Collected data
========================================================================

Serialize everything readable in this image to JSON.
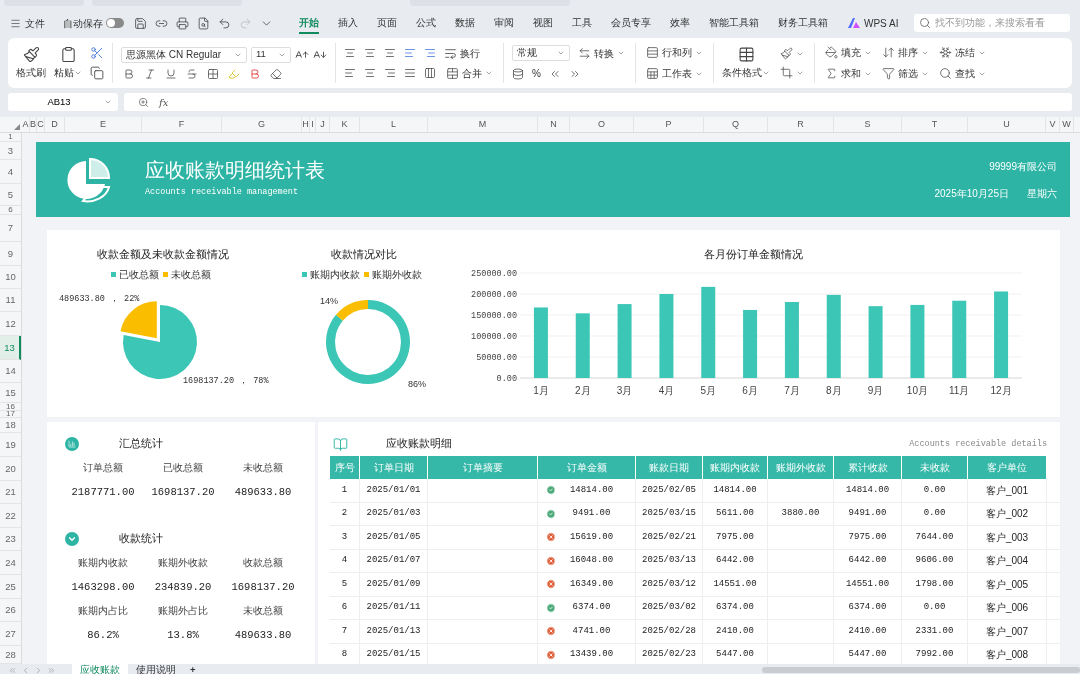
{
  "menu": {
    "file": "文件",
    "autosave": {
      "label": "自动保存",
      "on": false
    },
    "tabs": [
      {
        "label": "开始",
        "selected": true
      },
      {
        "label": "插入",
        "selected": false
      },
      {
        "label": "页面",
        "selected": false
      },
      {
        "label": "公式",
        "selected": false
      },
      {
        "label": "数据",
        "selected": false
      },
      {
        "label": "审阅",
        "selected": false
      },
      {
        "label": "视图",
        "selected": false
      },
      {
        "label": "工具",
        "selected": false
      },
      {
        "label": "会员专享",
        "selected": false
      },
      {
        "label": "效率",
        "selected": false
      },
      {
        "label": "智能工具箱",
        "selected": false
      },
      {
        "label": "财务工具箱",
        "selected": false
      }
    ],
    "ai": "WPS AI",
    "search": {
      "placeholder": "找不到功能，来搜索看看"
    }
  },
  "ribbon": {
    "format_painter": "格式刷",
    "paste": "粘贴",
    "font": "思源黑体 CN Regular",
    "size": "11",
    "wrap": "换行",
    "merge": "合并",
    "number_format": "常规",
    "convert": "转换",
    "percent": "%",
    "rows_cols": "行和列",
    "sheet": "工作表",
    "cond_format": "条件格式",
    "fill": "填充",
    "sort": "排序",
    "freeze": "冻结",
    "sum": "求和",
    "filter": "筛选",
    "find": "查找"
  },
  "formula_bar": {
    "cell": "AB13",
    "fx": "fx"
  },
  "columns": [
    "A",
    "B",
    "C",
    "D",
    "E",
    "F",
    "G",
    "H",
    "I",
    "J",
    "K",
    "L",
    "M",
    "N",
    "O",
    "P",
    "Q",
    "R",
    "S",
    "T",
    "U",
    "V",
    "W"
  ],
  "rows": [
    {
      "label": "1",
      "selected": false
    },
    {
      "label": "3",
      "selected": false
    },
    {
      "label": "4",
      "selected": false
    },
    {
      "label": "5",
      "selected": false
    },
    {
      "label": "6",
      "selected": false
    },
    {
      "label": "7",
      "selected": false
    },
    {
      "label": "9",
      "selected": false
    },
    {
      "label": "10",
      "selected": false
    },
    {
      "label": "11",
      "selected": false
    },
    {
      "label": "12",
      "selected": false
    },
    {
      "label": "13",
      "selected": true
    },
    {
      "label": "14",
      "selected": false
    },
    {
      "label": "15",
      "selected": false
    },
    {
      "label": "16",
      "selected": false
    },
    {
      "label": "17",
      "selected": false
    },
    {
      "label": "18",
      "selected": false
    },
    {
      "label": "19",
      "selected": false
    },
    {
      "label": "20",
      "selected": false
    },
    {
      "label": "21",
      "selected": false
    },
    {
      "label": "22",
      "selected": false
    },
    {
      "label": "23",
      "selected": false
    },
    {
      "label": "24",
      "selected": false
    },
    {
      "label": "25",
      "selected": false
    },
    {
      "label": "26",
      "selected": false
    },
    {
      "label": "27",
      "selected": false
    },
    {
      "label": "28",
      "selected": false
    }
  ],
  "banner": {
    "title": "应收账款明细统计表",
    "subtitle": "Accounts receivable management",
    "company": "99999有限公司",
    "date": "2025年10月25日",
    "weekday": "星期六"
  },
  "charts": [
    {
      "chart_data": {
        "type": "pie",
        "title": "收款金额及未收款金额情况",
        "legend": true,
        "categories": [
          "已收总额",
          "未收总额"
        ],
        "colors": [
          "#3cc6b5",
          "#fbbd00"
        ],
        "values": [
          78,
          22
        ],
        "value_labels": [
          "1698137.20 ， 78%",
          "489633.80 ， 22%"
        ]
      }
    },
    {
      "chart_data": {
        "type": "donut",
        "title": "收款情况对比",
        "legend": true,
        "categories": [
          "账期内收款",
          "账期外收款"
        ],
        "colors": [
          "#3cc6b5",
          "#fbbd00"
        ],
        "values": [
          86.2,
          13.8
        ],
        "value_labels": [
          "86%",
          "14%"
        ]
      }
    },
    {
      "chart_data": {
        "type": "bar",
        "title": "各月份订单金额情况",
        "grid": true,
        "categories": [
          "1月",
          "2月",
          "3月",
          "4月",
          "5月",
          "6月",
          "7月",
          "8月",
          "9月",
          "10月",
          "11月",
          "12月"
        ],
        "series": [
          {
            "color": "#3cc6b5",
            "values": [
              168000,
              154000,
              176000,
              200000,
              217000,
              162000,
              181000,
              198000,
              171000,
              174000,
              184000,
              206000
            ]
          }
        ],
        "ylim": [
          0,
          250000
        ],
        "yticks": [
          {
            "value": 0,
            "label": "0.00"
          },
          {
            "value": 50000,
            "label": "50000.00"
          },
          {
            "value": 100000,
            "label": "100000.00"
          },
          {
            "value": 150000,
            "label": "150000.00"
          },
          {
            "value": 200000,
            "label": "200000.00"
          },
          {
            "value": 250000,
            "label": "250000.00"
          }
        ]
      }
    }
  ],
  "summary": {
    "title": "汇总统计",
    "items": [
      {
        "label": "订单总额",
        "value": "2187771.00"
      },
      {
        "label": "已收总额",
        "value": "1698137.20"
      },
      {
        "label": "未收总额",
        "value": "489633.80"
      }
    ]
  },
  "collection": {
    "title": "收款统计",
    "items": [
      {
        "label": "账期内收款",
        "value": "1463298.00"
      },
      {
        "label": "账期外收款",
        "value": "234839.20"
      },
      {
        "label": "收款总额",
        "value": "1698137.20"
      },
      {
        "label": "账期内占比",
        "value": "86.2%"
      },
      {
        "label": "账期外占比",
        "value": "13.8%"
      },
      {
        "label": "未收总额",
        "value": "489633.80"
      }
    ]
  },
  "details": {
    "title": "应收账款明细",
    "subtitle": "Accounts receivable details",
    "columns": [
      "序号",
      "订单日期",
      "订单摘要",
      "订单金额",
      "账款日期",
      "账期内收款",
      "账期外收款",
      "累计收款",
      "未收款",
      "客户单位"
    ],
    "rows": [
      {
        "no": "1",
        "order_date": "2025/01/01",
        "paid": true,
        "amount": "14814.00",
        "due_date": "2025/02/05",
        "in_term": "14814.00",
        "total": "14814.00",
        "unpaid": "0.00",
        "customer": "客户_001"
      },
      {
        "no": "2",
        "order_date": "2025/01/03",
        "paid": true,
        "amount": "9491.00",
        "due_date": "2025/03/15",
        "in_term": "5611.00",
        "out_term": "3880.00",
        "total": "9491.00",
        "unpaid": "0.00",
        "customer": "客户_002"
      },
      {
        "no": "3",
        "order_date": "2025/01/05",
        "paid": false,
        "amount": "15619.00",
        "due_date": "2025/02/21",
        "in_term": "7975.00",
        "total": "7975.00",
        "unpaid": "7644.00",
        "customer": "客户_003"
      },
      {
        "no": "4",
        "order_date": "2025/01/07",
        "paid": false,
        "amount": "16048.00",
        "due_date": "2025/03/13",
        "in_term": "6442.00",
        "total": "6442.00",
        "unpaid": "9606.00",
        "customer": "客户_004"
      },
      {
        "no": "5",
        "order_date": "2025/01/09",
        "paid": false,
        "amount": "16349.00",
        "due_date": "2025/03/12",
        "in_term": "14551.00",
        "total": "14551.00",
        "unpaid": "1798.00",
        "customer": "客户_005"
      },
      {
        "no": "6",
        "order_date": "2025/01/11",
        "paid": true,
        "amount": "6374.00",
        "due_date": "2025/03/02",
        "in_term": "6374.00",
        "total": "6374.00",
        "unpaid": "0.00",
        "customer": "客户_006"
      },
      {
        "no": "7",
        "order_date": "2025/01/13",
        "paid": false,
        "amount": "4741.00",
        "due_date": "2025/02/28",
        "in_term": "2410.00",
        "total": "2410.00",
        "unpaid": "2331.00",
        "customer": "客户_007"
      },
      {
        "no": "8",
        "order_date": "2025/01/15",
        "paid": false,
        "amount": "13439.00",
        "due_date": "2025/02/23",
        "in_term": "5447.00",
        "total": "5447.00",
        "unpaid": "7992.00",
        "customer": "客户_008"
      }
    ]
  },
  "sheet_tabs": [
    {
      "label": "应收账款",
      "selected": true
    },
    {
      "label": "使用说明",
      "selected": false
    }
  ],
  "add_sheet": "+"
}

========================================================================

Set task: Search the records for the string "customer" and return every line in which it occurs.

Output of the task:
        "customer": "客户_001"
        "customer": "客户_002"
        "customer": "客户_003"
        "customer": "客户_004"
        "customer": "客户_005"
        "customer": "客户_006"
        "customer": "客户_007"
        "customer": "客户_008"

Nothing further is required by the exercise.